* **Dataset items**
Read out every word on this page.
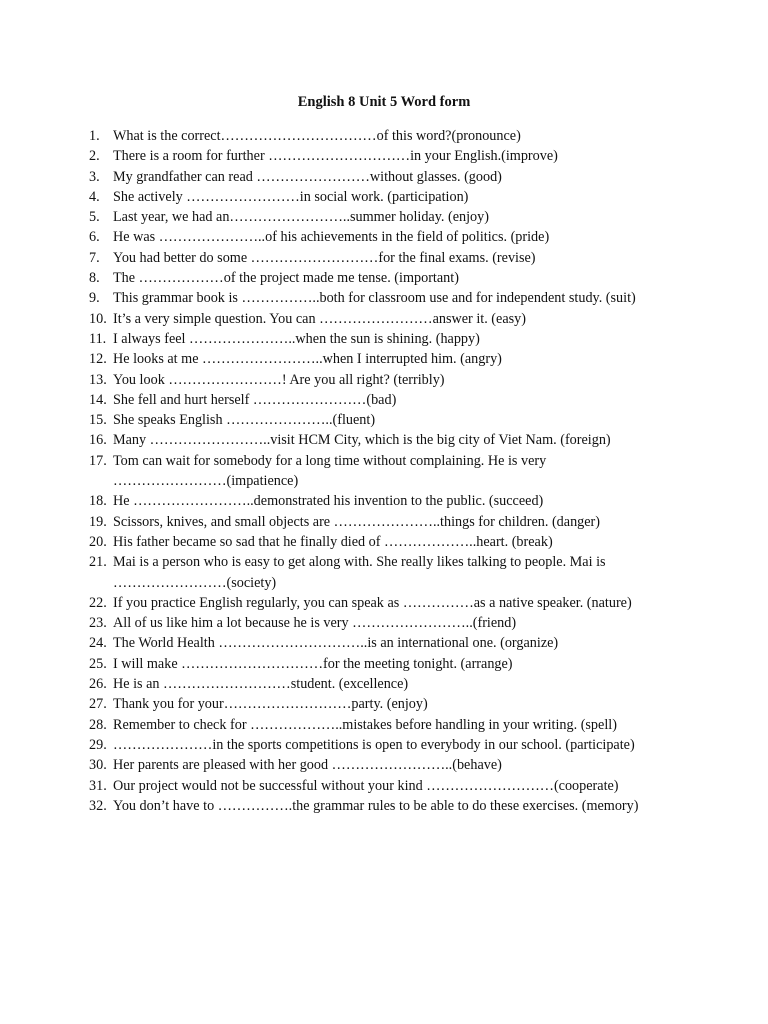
English 8 Unit 5 Word form
1. What is the correct……………………………of this word?(pronounce)
2. There is a room for further …………………………in your English.(improve)
3. My grandfather can read ……………………without glasses. (good)
4. She actively ……………………in social work. (participation)
5. Last year, we had an……………………..summer holiday. (enjoy)
6. He was …………………..of his achievements in the field of politics. (pride)
7. You had better do some ………………………for the final exams. (revise)
8. The ………………of the project made me tense. (important)
9. This grammar book is ……………..both for classroom use and for independent study. (suit)
10. It’s a very simple question. You can ……………………answer it. (easy)
11. I always feel …………………..when the sun is shining. (happy)
12. He looks at me ……………………..when I interrupted him. (angry)
13. You look ……………………! Are you all right? (terribly)
14. She fell and hurt herself ……………………(bad)
15. She speaks English …………………..(fluent)
16. Many ……………………..visit HCM City, which is the big city of Viet Nam. (foreign)
17. Tom can wait for somebody for a long time without complaining. He is very
……………………(impatience)
18. He ……………………..demonstrated his invention to the public. (succeed)
19. Scissors, knives, and small objects are …………………..things for children. (danger)
20. His father became so sad that he finally died of ………………..heart. (break)
21. Mai is a person who is easy to get along with. She really likes talking to people. Mai is
……………………(society)
22. If you practice English regularly, you can speak as ……………as a native speaker. (nature)
23. All of us like him a lot because he is very ……………………..(friend)
24. The World Health …………………………..is an international one. (organize)
25. I will make …………………………for the meeting tonight. (arrange)
26. He is an ………………………student. (excellence)
27. Thank you for your………………………party. (enjoy)
28. Remember to check for ………………..mistakes before handling in your writing. (spell)
29. …………………in the sports competitions is open to everybody in our school. (participate)
30. Her parents are pleased with her good ……………………..(behave)
31. Our project would not be successful without your kind ………………………(cooperate)
32. You don’t have to …………….the grammar rules to be able to do these exercises. (memory)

* **TASK TO CARRY OUT**
Each record above should be copied character for character, with pictures dropped.

* **FINAL RESULT**
Read out every word on this page.
English 8 Unit 5 Word form
1. What is the correct……………………………of this word?(pronounce)
2. There is a room for further …………………………in your English.(improve)
3. My grandfather can read ……………………without glasses. (good)
4. She actively ……………………in social work. (participation)
5. Last year, we had an……………………..summer holiday. (enjoy)
6. He was …………………..of his achievements in the field of politics. (pride)
7. You had better do some ………………………for the final exams. (revise)
8. The ………………of the project made me tense. (important)
9. This grammar book is ……………..both for classroom use and for independent study. (suit)
10. It’s a very simple question. You can ……………………answer it. (easy)
11. I always feel …………………..when the sun is shining. (happy)
12. He looks at me ……………………..when I interrupted him. (angry)
13. You look ……………………! Are you all right? (terribly)
14. She fell and hurt herself ……………………(bad)
15. She speaks English …………………..(fluent)
16. Many ……………………..visit HCM City, which is the big city of Viet Nam. (foreign)
17. Tom can wait for somebody for a long time without complaining. He is very
……………………(impatience)
18. He ……………………..demonstrated his invention to the public. (succeed)
19. Scissors, knives, and small objects are …………………..things for children. (danger)
20. His father became so sad that he finally died of ………………..heart. (break)
21. Mai is a person who is easy to get along with. She really likes talking to people. Mai is
……………………(society)
22. If you practice English regularly, you can speak as ……………as a native speaker. (nature)
23. All of us like him a lot because he is very ……………………..(friend)
24. The World Health …………………………..is an international one. (organize)
25. I will make …………………………for the meeting tonight. (arrange)
26. He is an ………………………student. (excellence)
27. Thank you for your………………………party. (enjoy)
28. Remember to check for ………………..mistakes before handling in your writing. (spell)
29. …………………in the sports competitions is open to everybody in our school. (participate)
30. Her parents are pleased with her good ……………………..(behave)
31. Our project would not be successful without your kind ………………………(cooperate)
32. You don’t have to …………….the grammar rules to be able to do these exercises. (memory)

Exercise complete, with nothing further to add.